__TO BE DONE__:
Review the material line by line. Identify and copy every line that contains the string "服务期届满日".

┌──

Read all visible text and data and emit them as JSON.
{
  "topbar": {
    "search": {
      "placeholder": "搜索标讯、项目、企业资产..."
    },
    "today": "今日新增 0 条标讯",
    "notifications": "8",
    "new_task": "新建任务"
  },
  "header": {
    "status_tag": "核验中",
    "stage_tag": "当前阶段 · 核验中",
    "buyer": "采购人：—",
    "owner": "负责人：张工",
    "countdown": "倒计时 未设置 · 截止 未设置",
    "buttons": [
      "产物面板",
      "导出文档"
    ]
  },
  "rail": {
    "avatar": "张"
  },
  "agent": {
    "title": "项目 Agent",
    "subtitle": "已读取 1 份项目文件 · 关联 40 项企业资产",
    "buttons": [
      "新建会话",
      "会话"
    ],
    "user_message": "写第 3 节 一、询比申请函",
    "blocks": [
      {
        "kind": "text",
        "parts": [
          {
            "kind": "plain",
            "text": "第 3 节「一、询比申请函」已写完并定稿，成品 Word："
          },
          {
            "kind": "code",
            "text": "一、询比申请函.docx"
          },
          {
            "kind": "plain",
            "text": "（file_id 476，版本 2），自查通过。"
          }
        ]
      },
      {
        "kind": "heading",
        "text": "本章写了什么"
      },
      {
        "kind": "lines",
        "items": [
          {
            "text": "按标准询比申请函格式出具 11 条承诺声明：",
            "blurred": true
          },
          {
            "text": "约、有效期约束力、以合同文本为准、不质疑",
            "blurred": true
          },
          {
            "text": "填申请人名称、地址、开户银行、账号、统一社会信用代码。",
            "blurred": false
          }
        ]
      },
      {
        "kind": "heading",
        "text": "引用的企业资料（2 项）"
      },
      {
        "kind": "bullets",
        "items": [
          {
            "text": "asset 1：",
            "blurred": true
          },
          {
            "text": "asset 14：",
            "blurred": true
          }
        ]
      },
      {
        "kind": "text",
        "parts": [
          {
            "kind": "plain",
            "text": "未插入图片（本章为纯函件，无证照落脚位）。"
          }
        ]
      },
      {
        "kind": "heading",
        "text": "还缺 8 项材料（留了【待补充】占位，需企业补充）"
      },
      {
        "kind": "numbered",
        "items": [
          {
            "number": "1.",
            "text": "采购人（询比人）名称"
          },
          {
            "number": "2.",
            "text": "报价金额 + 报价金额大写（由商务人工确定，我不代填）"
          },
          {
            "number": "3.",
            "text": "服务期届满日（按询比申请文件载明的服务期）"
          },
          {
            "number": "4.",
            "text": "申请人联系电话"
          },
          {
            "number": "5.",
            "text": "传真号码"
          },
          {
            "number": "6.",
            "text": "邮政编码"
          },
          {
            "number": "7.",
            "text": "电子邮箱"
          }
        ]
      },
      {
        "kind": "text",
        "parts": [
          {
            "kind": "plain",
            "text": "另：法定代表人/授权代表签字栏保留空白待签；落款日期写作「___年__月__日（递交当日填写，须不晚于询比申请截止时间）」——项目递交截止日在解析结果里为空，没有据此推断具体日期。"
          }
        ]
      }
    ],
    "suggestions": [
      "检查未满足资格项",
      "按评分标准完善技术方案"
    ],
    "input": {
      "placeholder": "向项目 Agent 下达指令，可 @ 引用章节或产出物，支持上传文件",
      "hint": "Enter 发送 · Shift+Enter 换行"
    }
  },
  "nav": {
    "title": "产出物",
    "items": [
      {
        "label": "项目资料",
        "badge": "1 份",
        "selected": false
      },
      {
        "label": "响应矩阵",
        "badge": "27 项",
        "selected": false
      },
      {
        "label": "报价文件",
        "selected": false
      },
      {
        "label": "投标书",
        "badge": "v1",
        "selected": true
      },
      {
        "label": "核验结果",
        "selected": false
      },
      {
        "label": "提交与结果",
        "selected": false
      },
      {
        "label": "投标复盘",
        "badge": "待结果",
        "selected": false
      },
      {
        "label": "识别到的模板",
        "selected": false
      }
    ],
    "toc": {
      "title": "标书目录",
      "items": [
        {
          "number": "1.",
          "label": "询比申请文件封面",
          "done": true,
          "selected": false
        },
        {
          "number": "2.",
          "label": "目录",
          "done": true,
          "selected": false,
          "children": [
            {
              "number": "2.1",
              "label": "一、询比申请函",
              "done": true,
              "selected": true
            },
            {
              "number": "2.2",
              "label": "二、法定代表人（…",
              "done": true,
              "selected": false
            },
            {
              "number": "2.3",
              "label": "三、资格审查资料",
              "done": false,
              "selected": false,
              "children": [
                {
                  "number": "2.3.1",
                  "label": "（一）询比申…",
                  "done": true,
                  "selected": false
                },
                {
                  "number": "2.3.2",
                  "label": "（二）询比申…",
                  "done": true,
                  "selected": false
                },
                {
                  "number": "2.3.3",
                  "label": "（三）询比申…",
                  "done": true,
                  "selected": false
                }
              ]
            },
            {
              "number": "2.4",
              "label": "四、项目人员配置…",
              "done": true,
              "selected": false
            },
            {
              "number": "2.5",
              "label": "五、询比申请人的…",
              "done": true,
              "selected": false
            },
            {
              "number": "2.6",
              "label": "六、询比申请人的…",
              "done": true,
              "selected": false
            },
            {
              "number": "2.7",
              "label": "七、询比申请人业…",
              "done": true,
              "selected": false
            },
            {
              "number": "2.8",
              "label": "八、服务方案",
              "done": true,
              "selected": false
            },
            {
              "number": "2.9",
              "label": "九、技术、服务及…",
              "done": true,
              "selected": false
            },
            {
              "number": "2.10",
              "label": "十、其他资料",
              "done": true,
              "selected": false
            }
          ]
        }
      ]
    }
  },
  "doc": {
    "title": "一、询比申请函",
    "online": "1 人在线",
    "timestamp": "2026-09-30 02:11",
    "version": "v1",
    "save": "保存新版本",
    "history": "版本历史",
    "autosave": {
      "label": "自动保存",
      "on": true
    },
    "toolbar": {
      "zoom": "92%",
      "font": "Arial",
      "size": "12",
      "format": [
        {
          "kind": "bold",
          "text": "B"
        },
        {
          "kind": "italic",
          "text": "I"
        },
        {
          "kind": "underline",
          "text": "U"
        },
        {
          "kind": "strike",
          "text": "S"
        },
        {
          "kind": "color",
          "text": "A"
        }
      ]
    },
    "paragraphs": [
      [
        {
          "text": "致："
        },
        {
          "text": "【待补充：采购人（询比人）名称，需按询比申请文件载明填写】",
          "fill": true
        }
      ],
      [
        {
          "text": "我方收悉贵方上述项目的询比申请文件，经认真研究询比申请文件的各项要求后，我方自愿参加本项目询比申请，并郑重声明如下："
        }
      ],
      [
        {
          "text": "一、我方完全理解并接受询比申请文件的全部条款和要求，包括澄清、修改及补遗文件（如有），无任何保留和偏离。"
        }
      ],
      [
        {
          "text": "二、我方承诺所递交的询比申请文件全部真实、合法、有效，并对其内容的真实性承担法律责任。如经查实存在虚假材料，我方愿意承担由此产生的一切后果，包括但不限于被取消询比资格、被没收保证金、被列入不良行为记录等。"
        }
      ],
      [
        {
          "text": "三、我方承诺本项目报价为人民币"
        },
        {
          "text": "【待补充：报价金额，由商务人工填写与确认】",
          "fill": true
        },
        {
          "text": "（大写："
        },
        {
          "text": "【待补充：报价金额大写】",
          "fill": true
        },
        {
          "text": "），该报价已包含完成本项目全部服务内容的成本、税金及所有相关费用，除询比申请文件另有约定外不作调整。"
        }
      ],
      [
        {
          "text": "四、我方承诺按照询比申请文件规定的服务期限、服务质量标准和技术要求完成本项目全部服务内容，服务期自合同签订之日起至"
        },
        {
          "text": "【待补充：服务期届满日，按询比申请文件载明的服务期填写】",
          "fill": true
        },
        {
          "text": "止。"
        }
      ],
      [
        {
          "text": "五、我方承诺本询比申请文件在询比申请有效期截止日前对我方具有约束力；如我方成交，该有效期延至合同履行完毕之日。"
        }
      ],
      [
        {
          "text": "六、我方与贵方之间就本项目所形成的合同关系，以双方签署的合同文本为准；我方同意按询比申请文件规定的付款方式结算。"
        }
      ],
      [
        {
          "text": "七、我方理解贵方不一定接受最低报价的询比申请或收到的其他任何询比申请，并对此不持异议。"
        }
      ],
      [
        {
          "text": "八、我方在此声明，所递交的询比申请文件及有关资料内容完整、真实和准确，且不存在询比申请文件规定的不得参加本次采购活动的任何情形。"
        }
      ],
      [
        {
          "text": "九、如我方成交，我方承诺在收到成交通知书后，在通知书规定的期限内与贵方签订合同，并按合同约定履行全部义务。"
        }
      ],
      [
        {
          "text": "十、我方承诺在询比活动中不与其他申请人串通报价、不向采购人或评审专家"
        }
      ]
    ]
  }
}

└──

__ANSWER TO THE PROBLEM__:
            "text": "服务期届满日（按询比申请文件载明的服务期）"
          "text": "【待补充：服务期届满日，按询比申请文件载明的服务期填写】",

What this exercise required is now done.